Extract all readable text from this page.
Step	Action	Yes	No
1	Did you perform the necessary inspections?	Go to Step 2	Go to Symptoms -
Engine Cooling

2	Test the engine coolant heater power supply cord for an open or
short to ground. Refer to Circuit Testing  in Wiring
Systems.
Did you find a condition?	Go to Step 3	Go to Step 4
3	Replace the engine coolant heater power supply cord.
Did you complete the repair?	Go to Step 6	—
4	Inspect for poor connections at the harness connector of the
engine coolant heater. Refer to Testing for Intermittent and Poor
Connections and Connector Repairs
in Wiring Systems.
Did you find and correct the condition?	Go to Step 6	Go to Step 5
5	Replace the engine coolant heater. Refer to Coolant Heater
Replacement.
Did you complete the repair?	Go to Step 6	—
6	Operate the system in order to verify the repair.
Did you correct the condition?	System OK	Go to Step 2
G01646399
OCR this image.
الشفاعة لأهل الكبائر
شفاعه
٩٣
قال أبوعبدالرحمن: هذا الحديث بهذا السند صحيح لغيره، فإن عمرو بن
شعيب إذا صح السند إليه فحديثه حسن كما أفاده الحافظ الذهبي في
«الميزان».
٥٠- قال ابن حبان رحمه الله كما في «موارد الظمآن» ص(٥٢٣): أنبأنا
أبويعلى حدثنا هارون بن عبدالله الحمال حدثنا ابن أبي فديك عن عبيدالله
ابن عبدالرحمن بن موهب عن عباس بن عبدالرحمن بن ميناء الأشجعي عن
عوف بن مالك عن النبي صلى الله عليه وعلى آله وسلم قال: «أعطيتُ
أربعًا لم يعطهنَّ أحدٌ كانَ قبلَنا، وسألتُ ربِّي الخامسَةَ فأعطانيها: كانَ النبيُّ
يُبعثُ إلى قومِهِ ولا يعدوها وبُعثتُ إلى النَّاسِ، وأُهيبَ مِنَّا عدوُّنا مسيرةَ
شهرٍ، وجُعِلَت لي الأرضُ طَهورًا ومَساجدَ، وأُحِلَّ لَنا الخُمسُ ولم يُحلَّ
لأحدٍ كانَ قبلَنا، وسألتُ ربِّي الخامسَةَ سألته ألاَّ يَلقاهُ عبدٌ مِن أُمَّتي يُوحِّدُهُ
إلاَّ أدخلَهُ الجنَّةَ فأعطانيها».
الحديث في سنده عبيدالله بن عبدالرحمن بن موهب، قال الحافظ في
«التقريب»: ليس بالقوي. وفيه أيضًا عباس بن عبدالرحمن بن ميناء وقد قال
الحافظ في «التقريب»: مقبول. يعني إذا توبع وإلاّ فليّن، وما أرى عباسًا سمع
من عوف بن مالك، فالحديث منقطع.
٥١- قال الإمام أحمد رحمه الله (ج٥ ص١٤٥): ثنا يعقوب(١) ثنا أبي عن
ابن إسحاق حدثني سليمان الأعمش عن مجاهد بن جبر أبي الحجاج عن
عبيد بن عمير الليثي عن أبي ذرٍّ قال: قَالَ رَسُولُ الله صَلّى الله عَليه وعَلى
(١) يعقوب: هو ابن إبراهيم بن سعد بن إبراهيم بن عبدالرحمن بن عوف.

Task to carry out
Quote only the lines from the line containing "OCR this image." through the end of the entries, keeping the first and the last.

Response to the exercise
OCR this image.
الشفاعة لأهل الكبائر
شفاعه
٩٣
قال أبوعبدالرحمن: هذا الحديث بهذا السند صحيح لغيره، فإن عمرو بن
شعيب إذا صح السند إليه فحديثه حسن كما أفاده الحافظ الذهبي في
«الميزان».
٥٠- قال ابن حبان رحمه الله كما في «موارد الظمآن» ص(٥٢٣): أنبأنا
أبويعلى حدثنا هارون بن عبدالله الحمال حدثنا ابن أبي فديك عن عبيدالله
ابن عبدالرحمن بن موهب عن عباس بن عبدالرحمن بن ميناء الأشجعي عن
عوف بن مالك عن النبي صلى الله عليه وعلى آله وسلم قال: «أعطيتُ
أربعًا لم يعطهنَّ أحدٌ كانَ قبلَنا، وسألتُ ربِّي الخامسَةَ فأعطانيها: كانَ النبيُّ
يُبعثُ إلى قومِهِ ولا يعدوها وبُعثتُ إلى النَّاسِ، وأُهيبَ مِنَّا عدوُّنا مسيرةَ
شهرٍ، وجُعِلَت لي الأرضُ طَهورًا ومَساجدَ، وأُحِلَّ لَنا الخُمسُ ولم يُحلَّ
لأحدٍ كانَ قبلَنا، وسألتُ ربِّي الخامسَةَ سألته ألاَّ يَلقاهُ عبدٌ مِن أُمَّتي يُوحِّدُهُ
إلاَّ أدخلَهُ الجنَّةَ فأعطانيها».
الحديث في سنده عبيدالله بن عبدالرحمن بن موهب، قال الحافظ في
«التقريب»: ليس بالقوي. وفيه أيضًا عباس بن عبدالرحمن بن ميناء وقد قال
الحافظ في «التقريب»: مقبول. يعني إذا توبع وإلاّ فليّن، وما أرى عباسًا سمع
من عوف بن مالك، فالحديث منقطع.
٥١- قال الإمام أحمد رحمه الله (ج٥ ص١٤٥): ثنا يعقوب(١) ثنا أبي عن
ابن إسحاق حدثني سليمان الأعمش عن مجاهد بن جبر أبي الحجاج عن
عبيد بن عمير الليثي عن أبي ذرٍّ قال: قَالَ رَسُولُ الله صَلّى الله عَليه وعَلى
(١) يعقوب: هو ابن إبراهيم بن سعد بن إبراهيم بن عبدالرحمن بن عوف.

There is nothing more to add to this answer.